§ WHAT IS EXPECTED
Arrange each line of the material below in a Markdown table with the columns Row and Line, numbering the rows and skipping any blank lines. Leave the pictures out.

§ WORKING DATA

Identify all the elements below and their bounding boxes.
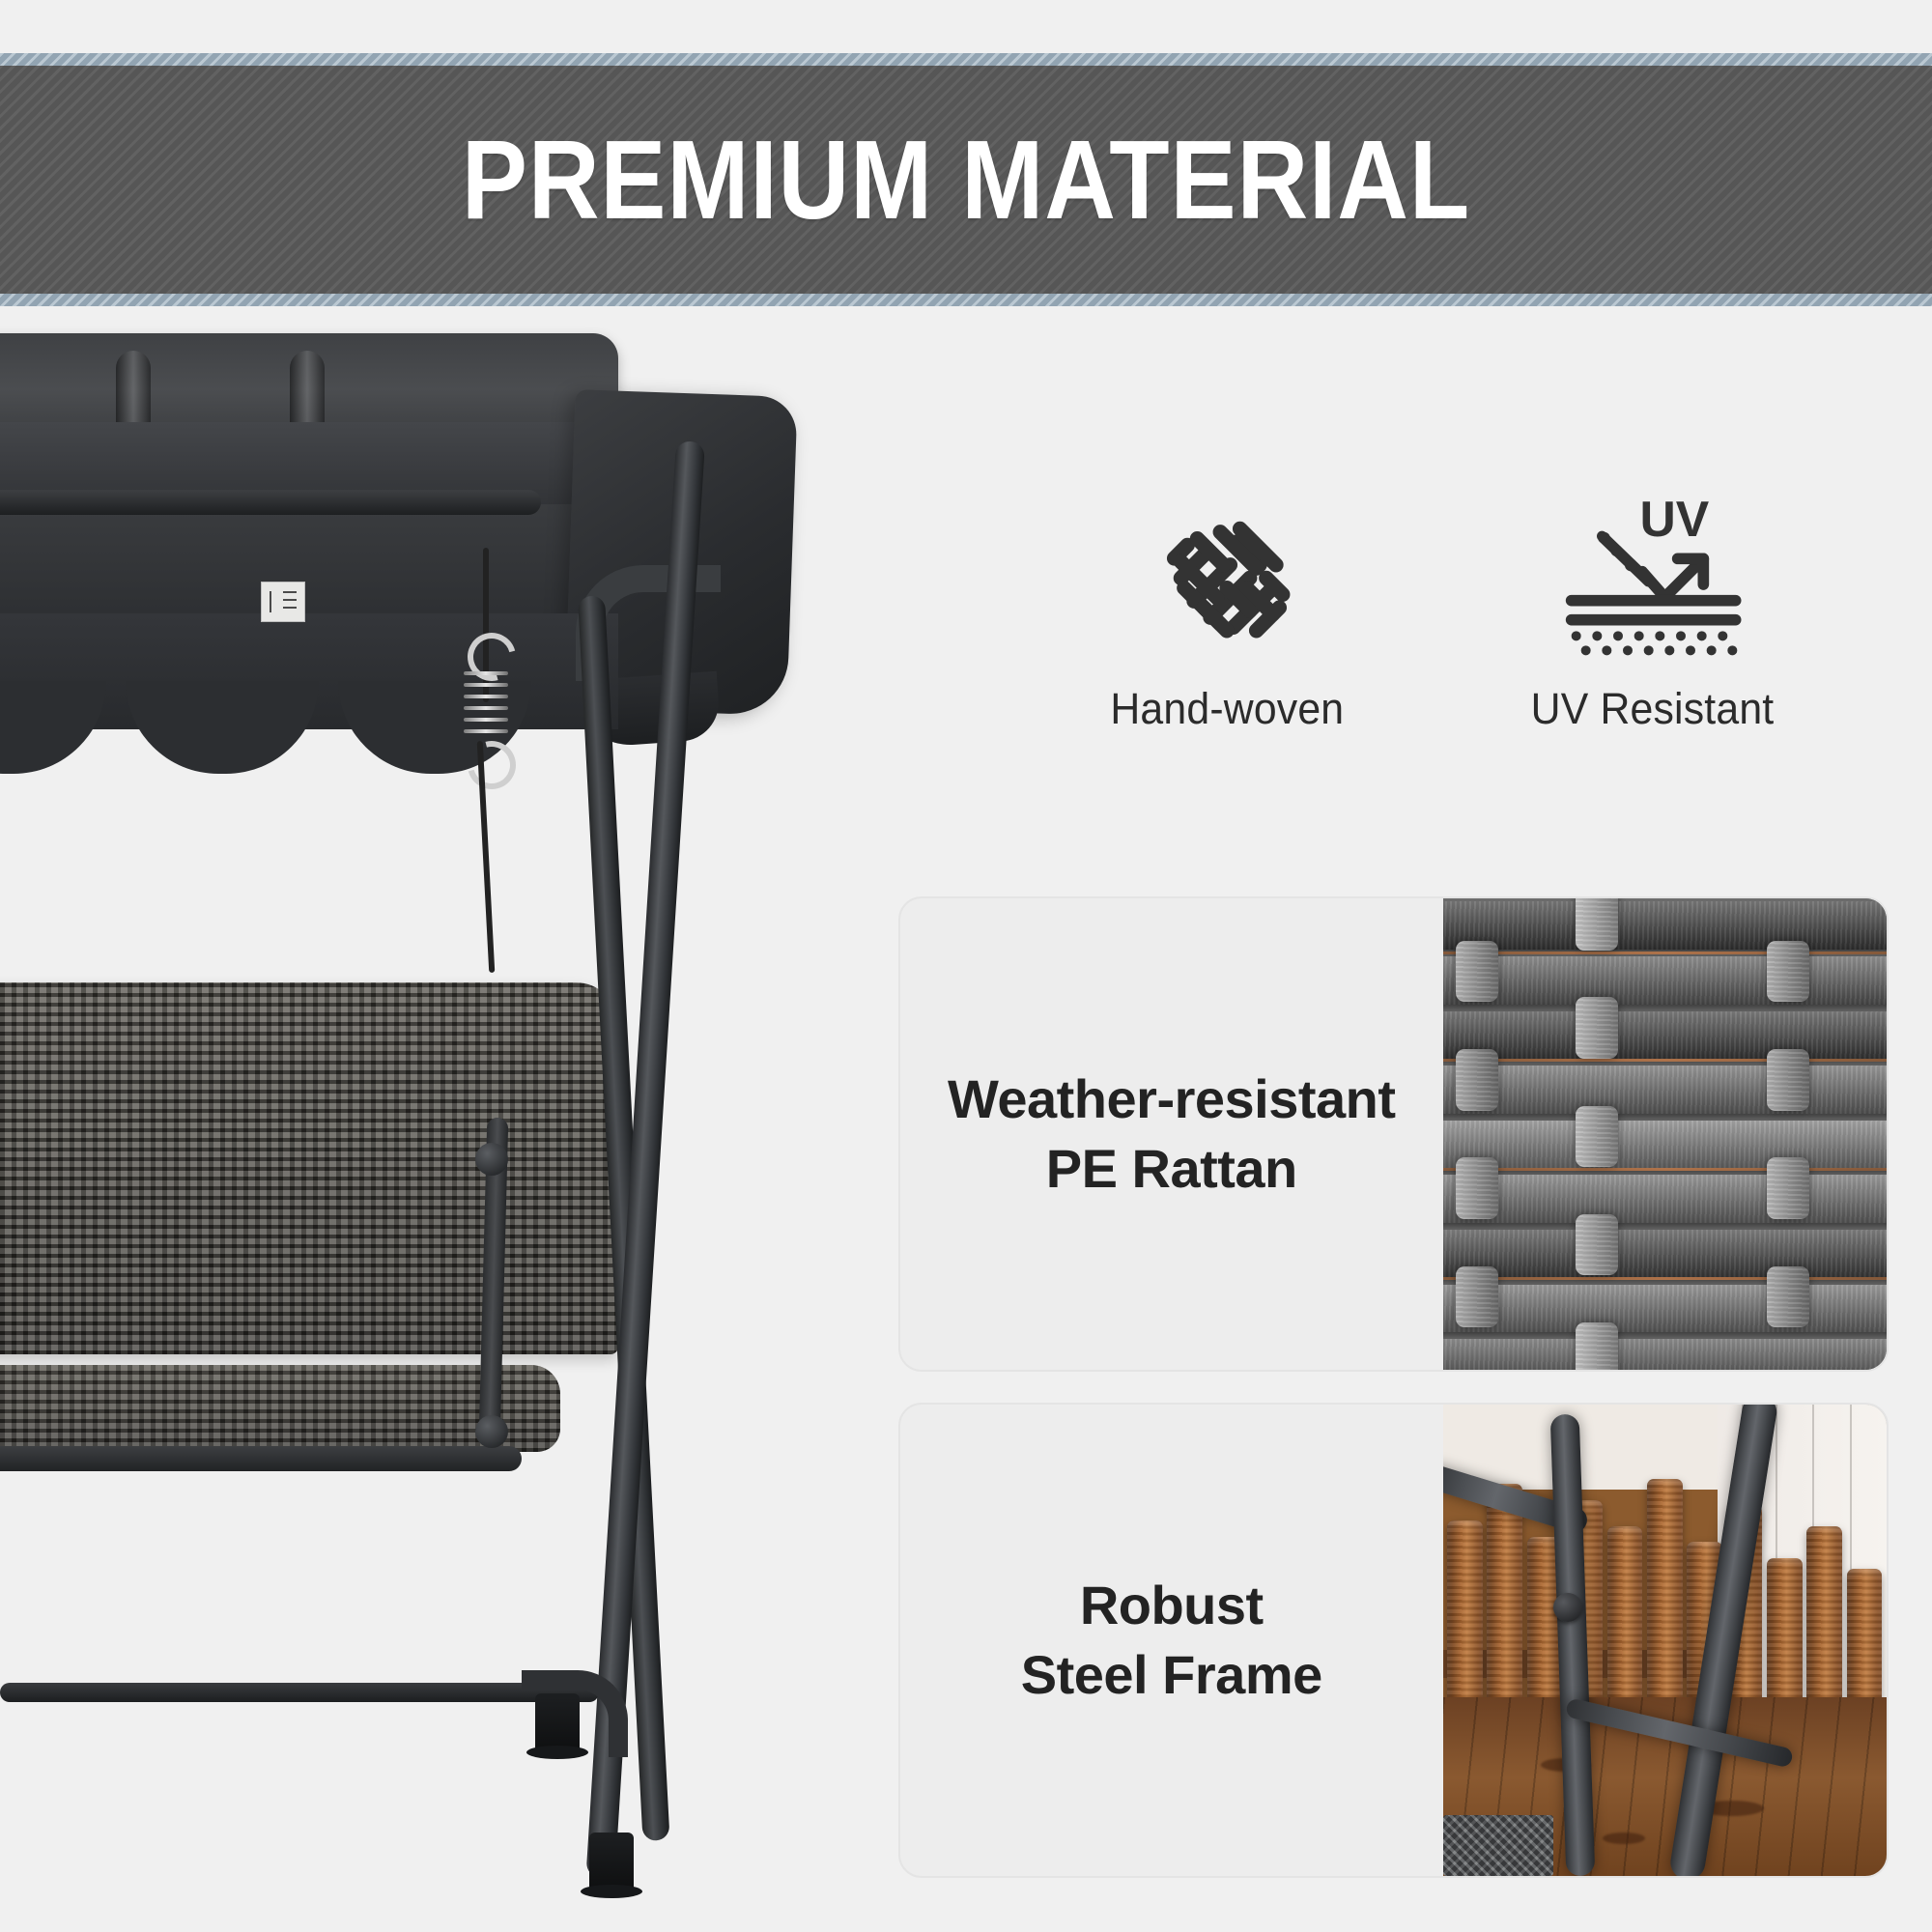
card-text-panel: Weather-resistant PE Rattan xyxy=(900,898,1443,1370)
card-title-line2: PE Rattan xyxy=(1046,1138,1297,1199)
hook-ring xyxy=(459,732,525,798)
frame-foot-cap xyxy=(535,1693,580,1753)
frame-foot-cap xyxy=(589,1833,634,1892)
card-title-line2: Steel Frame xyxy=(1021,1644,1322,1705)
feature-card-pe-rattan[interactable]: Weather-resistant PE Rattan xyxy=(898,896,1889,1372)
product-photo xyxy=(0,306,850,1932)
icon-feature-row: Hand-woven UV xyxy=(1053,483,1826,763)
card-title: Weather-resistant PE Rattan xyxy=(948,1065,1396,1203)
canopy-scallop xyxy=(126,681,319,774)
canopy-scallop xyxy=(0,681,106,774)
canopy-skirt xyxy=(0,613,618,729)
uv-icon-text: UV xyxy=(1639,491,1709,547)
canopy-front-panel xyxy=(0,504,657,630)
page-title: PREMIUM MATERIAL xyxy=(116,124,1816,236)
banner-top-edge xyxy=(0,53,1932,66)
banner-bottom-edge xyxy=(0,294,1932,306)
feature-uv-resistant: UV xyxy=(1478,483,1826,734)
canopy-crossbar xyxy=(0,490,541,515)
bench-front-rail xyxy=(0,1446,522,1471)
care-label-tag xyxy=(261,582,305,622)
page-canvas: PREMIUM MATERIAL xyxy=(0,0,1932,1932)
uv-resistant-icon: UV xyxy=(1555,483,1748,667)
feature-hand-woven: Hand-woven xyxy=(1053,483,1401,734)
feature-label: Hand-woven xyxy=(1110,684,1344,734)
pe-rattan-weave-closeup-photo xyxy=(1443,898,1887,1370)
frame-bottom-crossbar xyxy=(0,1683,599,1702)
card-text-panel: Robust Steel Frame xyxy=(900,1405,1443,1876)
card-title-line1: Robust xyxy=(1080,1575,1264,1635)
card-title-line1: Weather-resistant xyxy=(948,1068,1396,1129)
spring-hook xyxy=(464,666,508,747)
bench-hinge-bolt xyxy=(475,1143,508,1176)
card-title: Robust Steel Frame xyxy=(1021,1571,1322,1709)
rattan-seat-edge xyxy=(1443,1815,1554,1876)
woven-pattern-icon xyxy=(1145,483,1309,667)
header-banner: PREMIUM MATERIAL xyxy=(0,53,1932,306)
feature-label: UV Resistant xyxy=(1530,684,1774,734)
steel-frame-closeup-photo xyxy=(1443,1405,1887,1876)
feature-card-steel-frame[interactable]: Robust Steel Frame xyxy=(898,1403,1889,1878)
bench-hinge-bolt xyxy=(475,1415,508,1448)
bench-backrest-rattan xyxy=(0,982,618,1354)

§ WRITTEN ANSWER
| Row | Line |
|---|---|
| 1 | Identify all the elements below and their bounding boxes. |
| 2 | card-text-panel: Weather-resistant PE Rattan xyxy=(900,898,1443,1370) |
| 3 | card-title-line2: PE Rattan xyxy=(1046,1138,1297,1199) |
| 4 | hook-ring xyxy=(459,732,525,798) |
| 5 | frame-foot-cap xyxy=(535,1693,580,1753) |
| 6 | frame-foot-cap xyxy=(589,1833,634,1892) |
| 7 | card-title-line2: Steel Frame xyxy=(1021,1644,1322,1705) |
| 8 | feature-card-pe-rattan[interactable]: Weather-resistant PE Rattan xyxy=(898,896,1889,1372) |
| 9 | product-photo xyxy=(0,306,850,1932) |
| 10 | icon-feature-row: Hand-woven UV xyxy=(1053,483,1826,763) |
| 11 | card-title: Weather-resistant PE Rattan xyxy=(948,1065,1396,1203) |
| 12 | canopy-scallop xyxy=(126,681,319,774) |
| 13 | canopy-scallop xyxy=(0,681,106,774) |
| 14 | canopy-skirt xyxy=(0,613,618,729) |
| 15 | uv-icon-text: UV xyxy=(1639,491,1709,547) |
| 16 | canopy-front-panel xyxy=(0,504,657,630) |
| 17 | page-title: PREMIUM MATERIAL xyxy=(116,124,1816,236) |
| 18 | banner-top-edge xyxy=(0,53,1932,66) |
| 19 | banner-bottom-edge xyxy=(0,294,1932,306) |
| 20 | feature-uv-resistant: UV xyxy=(1478,483,1826,734) |
| 21 | canopy-crossbar xyxy=(0,490,541,515) |
| 22 | bench-front-rail xyxy=(0,1446,522,1471) |
| 23 | care-label-tag xyxy=(261,582,305,622) |
| 24 | page-canvas: PREMIUM MATERIAL xyxy=(0,0,1932,1932) |
| 25 | uv-resistant-icon: UV xyxy=(1555,483,1748,667) |
| 26 | feature-hand-woven: Hand-woven xyxy=(1053,483,1401,734) |
| 27 | feature-label: Hand-woven xyxy=(1110,684,1344,734) |
| 28 | pe-rattan-weave-closeup-photo xyxy=(1443,898,1887,1370) |
| 29 | frame-bottom-crossbar xyxy=(0,1683,599,1702) |
| 30 | card-text-panel: Robust Steel Frame xyxy=(900,1405,1443,1876) |
| 31 | card-title-line1: Robust xyxy=(1080,1575,1264,1635) |
| 32 | card-title-line1: Weather-resistant xyxy=(948,1068,1396,1129) |
| 33 | spring-hook xyxy=(464,666,508,747) |
| 34 | bench-hinge-bolt xyxy=(475,1143,508,1176) |
| 35 | card-title: Robust Steel Frame xyxy=(1021,1571,1322,1709) |
| 36 | rattan-seat-edge xyxy=(1443,1815,1554,1876) |
| 37 | woven-pattern-icon xyxy=(1145,483,1309,667) |
| 38 | header-banner: PREMIUM MATERIAL xyxy=(0,53,1932,306) |
| 39 | feature-label: UV Resistant xyxy=(1530,684,1774,734) |
| 40 | steel-frame-closeup-photo xyxy=(1443,1405,1887,1876) |
| 41 | feature-card-steel-frame[interactable]: Robust Steel Frame xyxy=(898,1403,1889,1878) |
| 42 | bench-hinge-bolt xyxy=(475,1415,508,1448) |
| 43 | bench-backrest-rattan xyxy=(0,982,618,1354) |